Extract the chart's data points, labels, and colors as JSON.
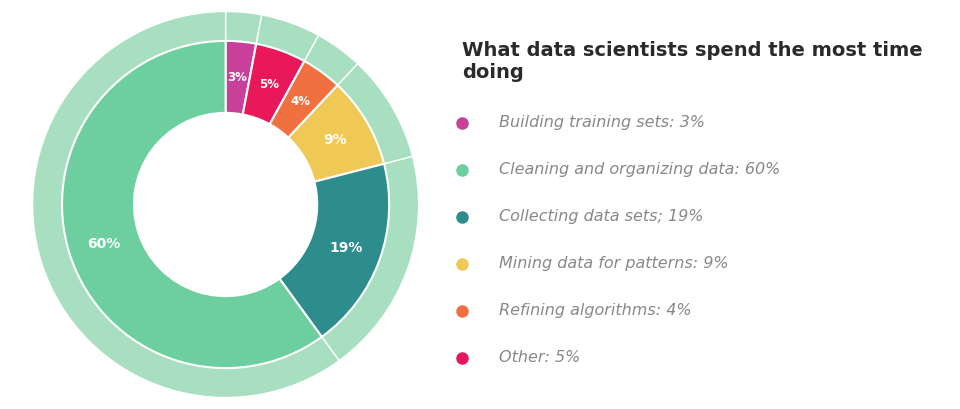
{
  "title": "What data scientists spend the most time doing",
  "slices": [
    {
      "label": "Building training sets: 3%",
      "value": 3,
      "color": "#c8409a",
      "pct_label": "3%"
    },
    {
      "label": "Other: 5%",
      "value": 5,
      "color": "#e8185a",
      "pct_label": "5%"
    },
    {
      "label": "Refining algorithms: 4%",
      "value": 4,
      "color": "#f07040",
      "pct_label": "4%"
    },
    {
      "label": "Mining data for patterns: 9%",
      "value": 9,
      "color": "#f0c855",
      "pct_label": "9%"
    },
    {
      "label": "Collecting data sets; 19%",
      "value": 19,
      "color": "#2d8c8c",
      "pct_label": "19%"
    },
    {
      "label": "Cleaning and organizing data: 60%",
      "value": 60,
      "color": "#6dcfa0",
      "pct_label": "60%"
    }
  ],
  "legend_dot_colors": [
    "#c8409a",
    "#6dcfa0",
    "#2d8c8c",
    "#f0c855",
    "#f07040",
    "#e8185a"
  ],
  "legend_labels": [
    "Building training sets: 3%",
    "Cleaning and organizing data: 60%",
    "Collecting data sets; 19%",
    "Mining data for patterns: 9%",
    "Refining algorithms: 4%",
    "Other: 5%"
  ],
  "background_color": "#ffffff",
  "shadow_color": "#a8dfc0",
  "title_fontsize": 14,
  "legend_fontsize": 11.5
}
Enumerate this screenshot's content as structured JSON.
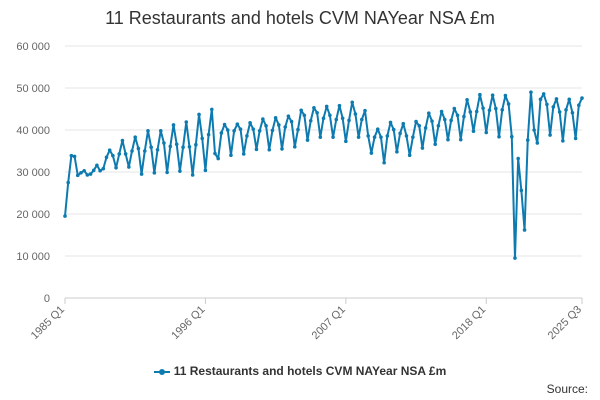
{
  "chart_data": {
    "type": "line",
    "title": "11 Restaurants and hotels CVM NAYear NSA £m",
    "legend": [
      "11 Restaurants and hotels CVM NAYear NSA £m"
    ],
    "legend_position": "bottom",
    "source": "Source:",
    "x_tick_labels": [
      "1985 Q1",
      "1996 Q1",
      "2007 Q1",
      "2018 Q1",
      "2025 Q3"
    ],
    "y_tick_labels": [
      "0",
      "10 000",
      "20 000",
      "30 000",
      "40 000",
      "50 000",
      "60 000"
    ],
    "ylim": [
      0,
      60000
    ],
    "grid": "horizontal",
    "color": "#0e7bb0",
    "x_start": "1985 Q1",
    "x_end": "2025 Q3",
    "series": [
      {
        "name": "11 Restaurants and hotels CVM NAYear NSA £m",
        "values": [
          19500,
          27500,
          33900,
          33700,
          29200,
          29800,
          30300,
          29300,
          29500,
          30400,
          31600,
          30300,
          30800,
          33500,
          35200,
          33900,
          31000,
          34300,
          37500,
          34300,
          31200,
          35000,
          38300,
          35600,
          29500,
          35000,
          39800,
          35900,
          29800,
          35300,
          39800,
          36900,
          29900,
          36100,
          41200,
          36600,
          30200,
          35900,
          41900,
          36000,
          29300,
          36500,
          43700,
          38000,
          30400,
          38900,
          44900,
          34400,
          33200,
          39300,
          41300,
          40000,
          34000,
          39800,
          41400,
          40200,
          34300,
          38600,
          41700,
          40200,
          35400,
          39800,
          42600,
          41000,
          35300,
          39900,
          42900,
          41200,
          35500,
          40700,
          43300,
          42000,
          36000,
          40100,
          44700,
          43500,
          37600,
          42200,
          45300,
          44100,
          38300,
          42800,
          45600,
          43500,
          38300,
          42500,
          45800,
          42800,
          37300,
          42300,
          46600,
          43800,
          38300,
          42500,
          44600,
          38600,
          34500,
          38300,
          40200,
          38300,
          32200,
          38600,
          41800,
          40100,
          34800,
          39200,
          41500,
          38600,
          34000,
          38300,
          42000,
          41000,
          35700,
          40500,
          44000,
          42100,
          36600,
          41000,
          44400,
          42500,
          37700,
          42300,
          45100,
          43500,
          37700,
          43200,
          47200,
          44300,
          39700,
          44400,
          48400,
          45200,
          39400,
          44700,
          48300,
          45100,
          38400,
          44800,
          48200,
          46200,
          38400,
          9500,
          33200,
          25600,
          16200,
          37600,
          49000,
          40000,
          36900,
          47300,
          48600,
          46100,
          38800,
          45500,
          47400,
          44300,
          37400,
          44800,
          47300,
          44100,
          38000,
          45900,
          47600
        ]
      }
    ]
  }
}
+ + + +
» PROBLEM REQUIREMENTS:
Identify and copy the lines holding the word "Restaurants".

» RESPONSE TO THIS TASK:
    "title": "11 Restaurants and hotels CVM NAYear NSA £m",
      "11 Restaurants and hotels CVM NAYear NSA £m"
        "name": "11 Restaurants and hotels CVM NAYear NSA £m",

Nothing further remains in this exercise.